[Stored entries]
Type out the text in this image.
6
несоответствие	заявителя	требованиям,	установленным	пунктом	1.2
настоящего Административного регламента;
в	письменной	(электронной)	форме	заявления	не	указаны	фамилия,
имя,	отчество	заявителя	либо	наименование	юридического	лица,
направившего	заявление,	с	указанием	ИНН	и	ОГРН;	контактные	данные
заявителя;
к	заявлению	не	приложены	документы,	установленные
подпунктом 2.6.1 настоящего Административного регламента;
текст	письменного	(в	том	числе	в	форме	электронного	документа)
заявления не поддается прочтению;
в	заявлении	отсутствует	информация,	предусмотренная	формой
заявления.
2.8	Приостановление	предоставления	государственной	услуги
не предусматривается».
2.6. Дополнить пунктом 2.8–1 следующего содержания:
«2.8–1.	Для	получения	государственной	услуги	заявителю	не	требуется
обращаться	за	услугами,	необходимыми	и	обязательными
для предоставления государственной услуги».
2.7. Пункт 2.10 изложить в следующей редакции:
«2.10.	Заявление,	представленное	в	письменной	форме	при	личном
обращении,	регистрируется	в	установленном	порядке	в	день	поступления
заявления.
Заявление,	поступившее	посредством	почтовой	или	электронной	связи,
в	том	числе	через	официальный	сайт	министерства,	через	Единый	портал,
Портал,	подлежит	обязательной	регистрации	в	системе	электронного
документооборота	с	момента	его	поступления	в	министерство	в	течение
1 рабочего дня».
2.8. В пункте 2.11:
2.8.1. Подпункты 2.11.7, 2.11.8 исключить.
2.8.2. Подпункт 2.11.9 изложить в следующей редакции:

» Challenge
Copy the data above exactly. Every line must be included.

» Solution below
Type out the text in this image.
6
несоответствие	заявителя	требованиям,	установленным	пунктом	1.2
настоящего Административного регламента;
в	письменной	(электронной)	форме	заявления	не	указаны	фамилия,
имя,	отчество	заявителя	либо	наименование	юридического	лица,
направившего	заявление,	с	указанием	ИНН	и	ОГРН;	контактные	данные
заявителя;
к	заявлению	не	приложены	документы,	установленные
подпунктом 2.6.1 настоящего Административного регламента;
текст	письменного	(в	том	числе	в	форме	электронного	документа)
заявления не поддается прочтению;
в	заявлении	отсутствует	информация,	предусмотренная	формой
заявления.
2.8	Приостановление	предоставления	государственной	услуги
не предусматривается».
2.6. Дополнить пунктом 2.8–1 следующего содержания:
«2.8–1.	Для	получения	государственной	услуги	заявителю	не	требуется
обращаться	за	услугами,	необходимыми	и	обязательными
для предоставления государственной услуги».
2.7. Пункт 2.10 изложить в следующей редакции:
«2.10.	Заявление,	представленное	в	письменной	форме	при	личном
обращении,	регистрируется	в	установленном	порядке	в	день	поступления
заявления.
Заявление,	поступившее	посредством	почтовой	или	электронной	связи,
в	том	числе	через	официальный	сайт	министерства,	через	Единый	портал,
Портал,	подлежит	обязательной	регистрации	в	системе	электронного
документооборота	с	момента	его	поступления	в	министерство	в	течение
1 рабочего дня».
2.8. В пункте 2.11:
2.8.1. Подпункты 2.11.7, 2.11.8 исключить.
2.8.2. Подпункт 2.11.9 изложить в следующей редакции:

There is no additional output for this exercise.